Written request a =
Retype the lines of the listing from its start through the line holding "y-tick-label: 107: [135, 201, 197, 249]", inclusive.

—————

2-MAP

Welcome to our project 2-MAP: Aligned Visualizations for Comparison of High-Dimensional Point Sets.

Available on Arxiv: TODO

Overview
Examples
Install Dependencies
Code Structure
- Directories
Usage
Reference

Overview

In machine learning development pipeline, visualization of high-dimensional data is a very important tool. If you are familiar with visualization, you must know dimensionality reduction tools like t-SNE1 and UMAP2. Those tools can keep high dimensional feature into 2 or 3 dimensions to give you an intuitive view of high dimensional data. However, these approaches are not well suited for comparison of multiple raelated high-dimensional representations.

Don’t worry, 2-MAP is used for this!

2-MAP is a technology based on UMAP, which optimizes two different UMAP together with an alignment penalty error. In this case, coresponding points in different map are aligned to same place. Comparison for different algorithms or structures became easy!

—————

Written request b =
List every entry in the table of contents near the top of the 2-MAP project page, including any sub-entry.

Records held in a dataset

—————

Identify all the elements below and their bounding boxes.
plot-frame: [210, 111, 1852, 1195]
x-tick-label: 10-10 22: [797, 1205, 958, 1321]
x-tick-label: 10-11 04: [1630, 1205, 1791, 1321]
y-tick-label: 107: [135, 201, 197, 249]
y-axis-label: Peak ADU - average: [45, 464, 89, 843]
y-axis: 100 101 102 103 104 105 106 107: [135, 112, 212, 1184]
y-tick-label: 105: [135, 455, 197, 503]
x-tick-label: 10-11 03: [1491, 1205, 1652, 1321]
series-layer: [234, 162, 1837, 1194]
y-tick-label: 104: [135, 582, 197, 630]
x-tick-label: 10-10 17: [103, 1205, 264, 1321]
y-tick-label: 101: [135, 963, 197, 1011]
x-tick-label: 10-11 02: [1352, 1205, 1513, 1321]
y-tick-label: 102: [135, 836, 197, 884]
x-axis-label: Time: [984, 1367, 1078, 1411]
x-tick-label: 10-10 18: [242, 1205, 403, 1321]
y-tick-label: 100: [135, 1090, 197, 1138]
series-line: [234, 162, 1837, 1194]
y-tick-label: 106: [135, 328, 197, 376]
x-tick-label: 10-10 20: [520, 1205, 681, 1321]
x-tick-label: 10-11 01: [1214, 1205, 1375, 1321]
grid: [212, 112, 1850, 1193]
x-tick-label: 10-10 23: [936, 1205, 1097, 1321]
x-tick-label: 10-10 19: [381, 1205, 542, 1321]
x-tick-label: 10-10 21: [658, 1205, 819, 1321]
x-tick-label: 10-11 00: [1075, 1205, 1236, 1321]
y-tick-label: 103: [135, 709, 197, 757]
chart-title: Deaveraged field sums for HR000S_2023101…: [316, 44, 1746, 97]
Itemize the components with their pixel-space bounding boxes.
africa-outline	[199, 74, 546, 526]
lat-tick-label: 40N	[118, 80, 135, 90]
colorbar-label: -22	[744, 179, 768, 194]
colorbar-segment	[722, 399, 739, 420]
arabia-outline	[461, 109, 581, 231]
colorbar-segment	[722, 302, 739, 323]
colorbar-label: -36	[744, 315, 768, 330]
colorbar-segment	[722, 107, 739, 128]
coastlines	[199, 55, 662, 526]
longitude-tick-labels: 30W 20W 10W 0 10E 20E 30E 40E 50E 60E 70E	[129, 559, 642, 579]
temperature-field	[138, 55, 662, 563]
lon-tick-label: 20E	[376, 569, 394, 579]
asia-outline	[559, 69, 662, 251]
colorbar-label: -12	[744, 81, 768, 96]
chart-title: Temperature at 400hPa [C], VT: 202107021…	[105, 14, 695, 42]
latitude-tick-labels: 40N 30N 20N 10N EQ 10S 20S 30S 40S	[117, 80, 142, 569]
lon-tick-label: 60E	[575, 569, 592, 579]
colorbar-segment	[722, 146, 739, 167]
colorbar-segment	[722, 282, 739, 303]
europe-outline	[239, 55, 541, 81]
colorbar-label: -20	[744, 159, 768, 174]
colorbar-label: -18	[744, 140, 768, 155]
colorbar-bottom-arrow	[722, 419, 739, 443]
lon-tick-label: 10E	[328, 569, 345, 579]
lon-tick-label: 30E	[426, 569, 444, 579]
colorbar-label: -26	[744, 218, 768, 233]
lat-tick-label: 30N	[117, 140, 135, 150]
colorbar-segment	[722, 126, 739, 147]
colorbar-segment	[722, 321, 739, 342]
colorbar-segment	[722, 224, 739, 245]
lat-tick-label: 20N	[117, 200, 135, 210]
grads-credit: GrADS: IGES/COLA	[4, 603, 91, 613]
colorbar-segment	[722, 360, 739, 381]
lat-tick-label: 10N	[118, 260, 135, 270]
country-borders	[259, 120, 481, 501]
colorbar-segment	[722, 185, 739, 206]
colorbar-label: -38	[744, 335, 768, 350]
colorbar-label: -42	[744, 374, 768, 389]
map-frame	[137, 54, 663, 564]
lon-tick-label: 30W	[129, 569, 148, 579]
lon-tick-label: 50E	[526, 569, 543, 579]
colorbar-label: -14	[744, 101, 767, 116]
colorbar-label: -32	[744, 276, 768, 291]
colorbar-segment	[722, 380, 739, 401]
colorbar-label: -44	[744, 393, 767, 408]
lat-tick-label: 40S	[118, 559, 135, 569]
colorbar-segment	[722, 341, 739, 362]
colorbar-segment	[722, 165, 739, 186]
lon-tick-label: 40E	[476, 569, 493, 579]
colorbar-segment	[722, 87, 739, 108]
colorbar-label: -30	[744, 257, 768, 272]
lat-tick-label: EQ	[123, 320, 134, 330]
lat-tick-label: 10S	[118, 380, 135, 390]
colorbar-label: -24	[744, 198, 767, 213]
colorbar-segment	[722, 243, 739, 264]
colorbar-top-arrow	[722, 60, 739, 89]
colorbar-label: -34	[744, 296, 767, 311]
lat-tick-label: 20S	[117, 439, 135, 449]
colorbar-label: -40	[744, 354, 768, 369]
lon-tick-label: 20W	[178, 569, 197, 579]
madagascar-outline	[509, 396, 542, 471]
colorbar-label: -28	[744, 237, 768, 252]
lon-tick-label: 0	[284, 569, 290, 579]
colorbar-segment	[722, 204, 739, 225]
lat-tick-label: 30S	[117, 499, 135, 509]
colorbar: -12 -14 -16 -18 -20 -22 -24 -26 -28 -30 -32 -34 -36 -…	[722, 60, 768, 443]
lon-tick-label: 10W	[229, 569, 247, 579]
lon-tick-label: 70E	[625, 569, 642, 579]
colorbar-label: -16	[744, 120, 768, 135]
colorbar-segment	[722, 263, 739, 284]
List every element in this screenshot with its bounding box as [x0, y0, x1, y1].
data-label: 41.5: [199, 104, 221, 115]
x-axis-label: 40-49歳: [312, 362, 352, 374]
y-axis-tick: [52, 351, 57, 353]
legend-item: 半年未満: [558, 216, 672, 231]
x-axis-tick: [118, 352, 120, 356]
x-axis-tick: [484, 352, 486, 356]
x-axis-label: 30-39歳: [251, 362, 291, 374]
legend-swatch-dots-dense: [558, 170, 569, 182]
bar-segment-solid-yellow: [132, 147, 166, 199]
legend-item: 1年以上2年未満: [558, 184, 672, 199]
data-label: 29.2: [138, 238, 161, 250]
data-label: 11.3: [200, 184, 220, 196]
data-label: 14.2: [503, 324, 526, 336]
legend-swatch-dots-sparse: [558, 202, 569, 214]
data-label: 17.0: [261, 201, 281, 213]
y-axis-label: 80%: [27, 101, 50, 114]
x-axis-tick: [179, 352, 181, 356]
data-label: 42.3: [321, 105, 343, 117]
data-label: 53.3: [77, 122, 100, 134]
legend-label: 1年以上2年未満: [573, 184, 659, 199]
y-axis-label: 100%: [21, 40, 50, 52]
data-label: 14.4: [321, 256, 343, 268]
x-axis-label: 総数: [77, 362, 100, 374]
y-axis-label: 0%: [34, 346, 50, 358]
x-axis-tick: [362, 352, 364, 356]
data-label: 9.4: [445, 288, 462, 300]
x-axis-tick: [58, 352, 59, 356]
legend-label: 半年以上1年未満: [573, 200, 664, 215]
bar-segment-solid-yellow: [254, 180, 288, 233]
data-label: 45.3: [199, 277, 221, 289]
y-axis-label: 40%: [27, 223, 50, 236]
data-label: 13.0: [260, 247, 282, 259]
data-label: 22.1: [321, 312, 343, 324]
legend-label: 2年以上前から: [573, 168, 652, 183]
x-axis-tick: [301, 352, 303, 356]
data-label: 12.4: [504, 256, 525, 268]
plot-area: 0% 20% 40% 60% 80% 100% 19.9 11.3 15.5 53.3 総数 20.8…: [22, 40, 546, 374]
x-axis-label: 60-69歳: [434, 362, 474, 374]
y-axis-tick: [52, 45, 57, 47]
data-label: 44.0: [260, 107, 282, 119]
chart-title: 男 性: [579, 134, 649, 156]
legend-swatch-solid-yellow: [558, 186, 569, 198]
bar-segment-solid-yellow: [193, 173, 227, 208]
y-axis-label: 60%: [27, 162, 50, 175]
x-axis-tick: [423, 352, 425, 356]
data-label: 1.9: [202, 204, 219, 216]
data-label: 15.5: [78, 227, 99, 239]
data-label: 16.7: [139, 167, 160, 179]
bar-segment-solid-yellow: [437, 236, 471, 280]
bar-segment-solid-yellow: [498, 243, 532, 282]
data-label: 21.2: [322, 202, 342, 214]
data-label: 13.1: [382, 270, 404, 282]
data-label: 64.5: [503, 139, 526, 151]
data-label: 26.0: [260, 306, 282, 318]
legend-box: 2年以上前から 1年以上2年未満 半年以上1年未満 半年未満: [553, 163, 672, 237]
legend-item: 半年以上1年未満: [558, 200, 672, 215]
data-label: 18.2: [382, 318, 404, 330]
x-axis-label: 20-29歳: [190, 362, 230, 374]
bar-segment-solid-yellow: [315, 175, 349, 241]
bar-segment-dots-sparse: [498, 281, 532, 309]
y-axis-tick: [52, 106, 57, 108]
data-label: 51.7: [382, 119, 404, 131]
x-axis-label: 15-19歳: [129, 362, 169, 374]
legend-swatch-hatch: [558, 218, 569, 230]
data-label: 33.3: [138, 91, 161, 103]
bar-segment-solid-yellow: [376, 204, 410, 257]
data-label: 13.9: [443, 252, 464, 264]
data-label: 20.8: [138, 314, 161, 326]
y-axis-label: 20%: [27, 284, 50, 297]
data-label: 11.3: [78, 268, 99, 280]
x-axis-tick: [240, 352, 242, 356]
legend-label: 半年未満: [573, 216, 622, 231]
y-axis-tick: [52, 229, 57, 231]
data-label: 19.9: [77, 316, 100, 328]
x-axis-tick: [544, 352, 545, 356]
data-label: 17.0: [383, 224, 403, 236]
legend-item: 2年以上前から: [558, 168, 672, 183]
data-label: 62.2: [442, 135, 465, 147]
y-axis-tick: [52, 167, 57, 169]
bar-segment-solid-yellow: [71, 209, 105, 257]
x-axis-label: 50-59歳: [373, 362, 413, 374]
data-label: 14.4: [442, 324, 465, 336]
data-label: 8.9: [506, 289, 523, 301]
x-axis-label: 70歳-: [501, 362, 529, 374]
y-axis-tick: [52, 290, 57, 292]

—————

Full answer a =
Identify all the elements below and their bounding boxes.
plot-frame: [210, 111, 1852, 1195]
x-tick-label: 10-10 22: [797, 1205, 958, 1321]
x-tick-label: 10-11 04: [1630, 1205, 1791, 1321]
y-tick-label: 107: [135, 201, 197, 249]

Full answer b =
Overview
Examples
Install Dependencies
Code Structure
Directories
Usage
Reference